**Given instruction:**
Please retype the data without changes, from its first line down to the line that contains "line xyxy=(111,85,902,229)", both lines included.

-- start The records --

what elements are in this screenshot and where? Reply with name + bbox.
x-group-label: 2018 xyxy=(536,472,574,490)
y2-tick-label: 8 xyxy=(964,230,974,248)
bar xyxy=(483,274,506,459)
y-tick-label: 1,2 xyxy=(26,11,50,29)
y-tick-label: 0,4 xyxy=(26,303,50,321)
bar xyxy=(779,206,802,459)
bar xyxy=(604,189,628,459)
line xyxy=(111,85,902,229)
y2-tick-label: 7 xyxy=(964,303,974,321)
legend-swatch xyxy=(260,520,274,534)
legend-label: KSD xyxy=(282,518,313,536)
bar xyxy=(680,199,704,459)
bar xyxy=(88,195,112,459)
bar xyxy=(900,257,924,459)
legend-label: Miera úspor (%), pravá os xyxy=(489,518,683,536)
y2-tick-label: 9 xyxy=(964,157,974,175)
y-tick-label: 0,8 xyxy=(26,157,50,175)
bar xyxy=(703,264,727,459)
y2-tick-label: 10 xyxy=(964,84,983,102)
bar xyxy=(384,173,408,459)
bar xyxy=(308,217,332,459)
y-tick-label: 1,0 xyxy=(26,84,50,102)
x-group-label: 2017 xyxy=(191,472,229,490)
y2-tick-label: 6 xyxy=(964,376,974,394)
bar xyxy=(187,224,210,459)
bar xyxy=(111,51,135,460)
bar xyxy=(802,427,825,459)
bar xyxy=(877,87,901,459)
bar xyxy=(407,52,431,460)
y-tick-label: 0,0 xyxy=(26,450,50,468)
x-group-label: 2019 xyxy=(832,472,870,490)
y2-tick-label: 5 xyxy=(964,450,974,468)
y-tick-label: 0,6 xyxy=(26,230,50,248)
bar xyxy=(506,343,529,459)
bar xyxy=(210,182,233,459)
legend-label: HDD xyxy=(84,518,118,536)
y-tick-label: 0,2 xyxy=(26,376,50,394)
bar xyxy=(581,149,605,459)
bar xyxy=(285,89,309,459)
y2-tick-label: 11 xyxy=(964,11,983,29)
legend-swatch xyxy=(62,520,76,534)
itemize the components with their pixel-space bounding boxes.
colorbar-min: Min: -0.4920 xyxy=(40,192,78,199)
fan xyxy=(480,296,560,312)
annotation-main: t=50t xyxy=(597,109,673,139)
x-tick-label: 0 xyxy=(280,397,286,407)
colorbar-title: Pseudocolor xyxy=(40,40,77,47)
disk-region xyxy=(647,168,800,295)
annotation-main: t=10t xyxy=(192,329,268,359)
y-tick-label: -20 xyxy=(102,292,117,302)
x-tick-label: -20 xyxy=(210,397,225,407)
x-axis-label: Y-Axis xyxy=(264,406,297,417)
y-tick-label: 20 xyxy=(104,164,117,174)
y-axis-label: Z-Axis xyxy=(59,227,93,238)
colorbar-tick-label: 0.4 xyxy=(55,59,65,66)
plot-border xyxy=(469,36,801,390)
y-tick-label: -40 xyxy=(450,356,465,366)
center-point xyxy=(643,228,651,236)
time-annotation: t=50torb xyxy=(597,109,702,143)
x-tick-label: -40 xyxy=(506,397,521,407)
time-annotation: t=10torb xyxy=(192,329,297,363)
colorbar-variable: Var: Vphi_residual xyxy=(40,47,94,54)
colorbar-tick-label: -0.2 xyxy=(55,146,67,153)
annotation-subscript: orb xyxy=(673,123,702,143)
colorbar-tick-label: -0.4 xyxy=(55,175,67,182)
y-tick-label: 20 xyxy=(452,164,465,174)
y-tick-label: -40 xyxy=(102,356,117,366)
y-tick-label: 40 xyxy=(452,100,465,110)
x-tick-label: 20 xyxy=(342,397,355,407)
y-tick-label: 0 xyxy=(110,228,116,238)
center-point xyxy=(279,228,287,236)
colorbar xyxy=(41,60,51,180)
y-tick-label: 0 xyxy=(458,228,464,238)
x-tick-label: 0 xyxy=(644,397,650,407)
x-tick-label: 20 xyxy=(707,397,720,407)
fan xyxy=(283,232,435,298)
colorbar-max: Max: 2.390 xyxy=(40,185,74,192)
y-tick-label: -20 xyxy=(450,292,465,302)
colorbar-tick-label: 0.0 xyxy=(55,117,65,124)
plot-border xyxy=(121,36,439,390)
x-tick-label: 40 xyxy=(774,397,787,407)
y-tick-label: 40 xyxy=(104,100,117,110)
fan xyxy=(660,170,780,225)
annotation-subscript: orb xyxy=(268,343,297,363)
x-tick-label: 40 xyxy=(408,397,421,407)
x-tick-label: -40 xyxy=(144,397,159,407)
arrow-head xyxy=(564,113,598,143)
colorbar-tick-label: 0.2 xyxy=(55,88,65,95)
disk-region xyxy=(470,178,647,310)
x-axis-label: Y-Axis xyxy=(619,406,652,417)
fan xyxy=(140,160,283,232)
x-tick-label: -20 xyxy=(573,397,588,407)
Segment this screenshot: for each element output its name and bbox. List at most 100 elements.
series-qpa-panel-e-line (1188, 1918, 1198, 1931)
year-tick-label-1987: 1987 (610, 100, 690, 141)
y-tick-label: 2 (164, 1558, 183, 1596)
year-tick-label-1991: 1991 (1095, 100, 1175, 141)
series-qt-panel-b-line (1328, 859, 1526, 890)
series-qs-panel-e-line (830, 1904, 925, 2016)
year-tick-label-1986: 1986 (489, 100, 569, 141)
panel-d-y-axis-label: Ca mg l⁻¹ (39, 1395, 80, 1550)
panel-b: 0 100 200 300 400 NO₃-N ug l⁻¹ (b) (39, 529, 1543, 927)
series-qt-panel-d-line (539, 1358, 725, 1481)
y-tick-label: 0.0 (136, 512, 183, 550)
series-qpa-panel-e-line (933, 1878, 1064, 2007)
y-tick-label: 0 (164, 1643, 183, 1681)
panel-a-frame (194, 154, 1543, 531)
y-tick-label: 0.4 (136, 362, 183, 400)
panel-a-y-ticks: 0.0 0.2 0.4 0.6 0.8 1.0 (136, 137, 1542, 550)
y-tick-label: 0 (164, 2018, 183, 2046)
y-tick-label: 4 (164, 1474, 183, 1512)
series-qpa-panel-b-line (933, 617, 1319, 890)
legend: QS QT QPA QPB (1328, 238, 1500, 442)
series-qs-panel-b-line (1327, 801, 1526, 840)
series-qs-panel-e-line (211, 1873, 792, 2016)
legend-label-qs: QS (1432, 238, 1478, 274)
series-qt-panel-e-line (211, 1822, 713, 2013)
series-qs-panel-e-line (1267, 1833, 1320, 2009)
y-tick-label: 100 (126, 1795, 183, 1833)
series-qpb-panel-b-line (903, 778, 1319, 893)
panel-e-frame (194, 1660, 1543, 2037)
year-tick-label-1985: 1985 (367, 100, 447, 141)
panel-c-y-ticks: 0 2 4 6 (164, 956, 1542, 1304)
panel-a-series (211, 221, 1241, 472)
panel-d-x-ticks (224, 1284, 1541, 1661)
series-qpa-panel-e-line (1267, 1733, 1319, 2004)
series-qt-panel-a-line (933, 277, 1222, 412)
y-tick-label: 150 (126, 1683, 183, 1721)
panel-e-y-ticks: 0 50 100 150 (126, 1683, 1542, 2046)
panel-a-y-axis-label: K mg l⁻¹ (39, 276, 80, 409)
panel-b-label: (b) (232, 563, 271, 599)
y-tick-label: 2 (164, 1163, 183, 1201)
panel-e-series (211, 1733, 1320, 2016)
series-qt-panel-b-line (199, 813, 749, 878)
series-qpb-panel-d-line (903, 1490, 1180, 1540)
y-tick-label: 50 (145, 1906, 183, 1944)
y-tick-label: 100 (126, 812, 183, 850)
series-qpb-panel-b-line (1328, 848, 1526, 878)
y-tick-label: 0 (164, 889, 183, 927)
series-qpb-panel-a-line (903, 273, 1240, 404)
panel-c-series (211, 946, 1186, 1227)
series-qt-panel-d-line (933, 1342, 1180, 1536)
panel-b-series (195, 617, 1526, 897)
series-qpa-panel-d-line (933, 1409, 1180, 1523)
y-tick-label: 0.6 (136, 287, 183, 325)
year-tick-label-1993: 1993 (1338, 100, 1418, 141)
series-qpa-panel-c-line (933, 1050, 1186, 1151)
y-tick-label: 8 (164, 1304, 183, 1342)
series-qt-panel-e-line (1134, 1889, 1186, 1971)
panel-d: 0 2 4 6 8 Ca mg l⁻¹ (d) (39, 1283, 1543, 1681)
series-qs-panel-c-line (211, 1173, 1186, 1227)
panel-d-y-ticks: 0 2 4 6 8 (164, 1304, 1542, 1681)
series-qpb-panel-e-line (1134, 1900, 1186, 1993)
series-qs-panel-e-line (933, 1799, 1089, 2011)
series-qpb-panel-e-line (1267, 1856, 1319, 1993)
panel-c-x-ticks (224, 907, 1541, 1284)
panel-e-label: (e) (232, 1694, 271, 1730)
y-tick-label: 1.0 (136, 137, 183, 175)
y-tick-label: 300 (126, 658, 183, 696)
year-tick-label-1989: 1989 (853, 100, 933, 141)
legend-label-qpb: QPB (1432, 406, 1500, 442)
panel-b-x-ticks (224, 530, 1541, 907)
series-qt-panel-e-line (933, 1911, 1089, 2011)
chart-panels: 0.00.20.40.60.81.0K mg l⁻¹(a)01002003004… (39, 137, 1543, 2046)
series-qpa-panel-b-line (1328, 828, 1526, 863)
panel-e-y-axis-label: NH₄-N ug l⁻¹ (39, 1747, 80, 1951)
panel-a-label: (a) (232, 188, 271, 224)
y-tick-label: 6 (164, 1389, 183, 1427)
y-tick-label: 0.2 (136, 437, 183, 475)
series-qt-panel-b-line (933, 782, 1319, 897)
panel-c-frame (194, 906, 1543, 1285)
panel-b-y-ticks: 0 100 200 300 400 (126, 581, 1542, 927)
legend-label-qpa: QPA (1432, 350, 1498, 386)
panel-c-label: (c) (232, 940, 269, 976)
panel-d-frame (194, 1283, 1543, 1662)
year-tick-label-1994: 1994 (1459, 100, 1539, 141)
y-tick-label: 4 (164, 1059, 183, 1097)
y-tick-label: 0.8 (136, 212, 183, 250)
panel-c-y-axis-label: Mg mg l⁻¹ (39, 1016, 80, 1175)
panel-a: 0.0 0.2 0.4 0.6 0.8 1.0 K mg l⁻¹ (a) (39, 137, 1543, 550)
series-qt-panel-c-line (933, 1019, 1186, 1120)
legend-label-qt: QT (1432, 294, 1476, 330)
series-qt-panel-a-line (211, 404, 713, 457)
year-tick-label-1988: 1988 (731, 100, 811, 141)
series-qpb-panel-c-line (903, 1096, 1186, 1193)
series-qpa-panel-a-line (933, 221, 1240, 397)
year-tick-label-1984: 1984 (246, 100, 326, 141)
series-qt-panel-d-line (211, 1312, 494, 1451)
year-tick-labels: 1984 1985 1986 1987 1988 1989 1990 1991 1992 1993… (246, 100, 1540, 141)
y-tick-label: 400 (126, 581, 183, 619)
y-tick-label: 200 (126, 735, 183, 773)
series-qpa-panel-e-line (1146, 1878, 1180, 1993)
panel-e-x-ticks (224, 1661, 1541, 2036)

-- end The records --

**Solved problem:**
what elements are in this screenshot and where? Reply with name + bbox.
x-group-label: 2018 xyxy=(536,472,574,490)
y2-tick-label: 8 xyxy=(964,230,974,248)
bar xyxy=(483,274,506,459)
y-tick-label: 1,2 xyxy=(26,11,50,29)
y-tick-label: 0,4 xyxy=(26,303,50,321)
bar xyxy=(779,206,802,459)
bar xyxy=(604,189,628,459)
line xyxy=(111,85,902,229)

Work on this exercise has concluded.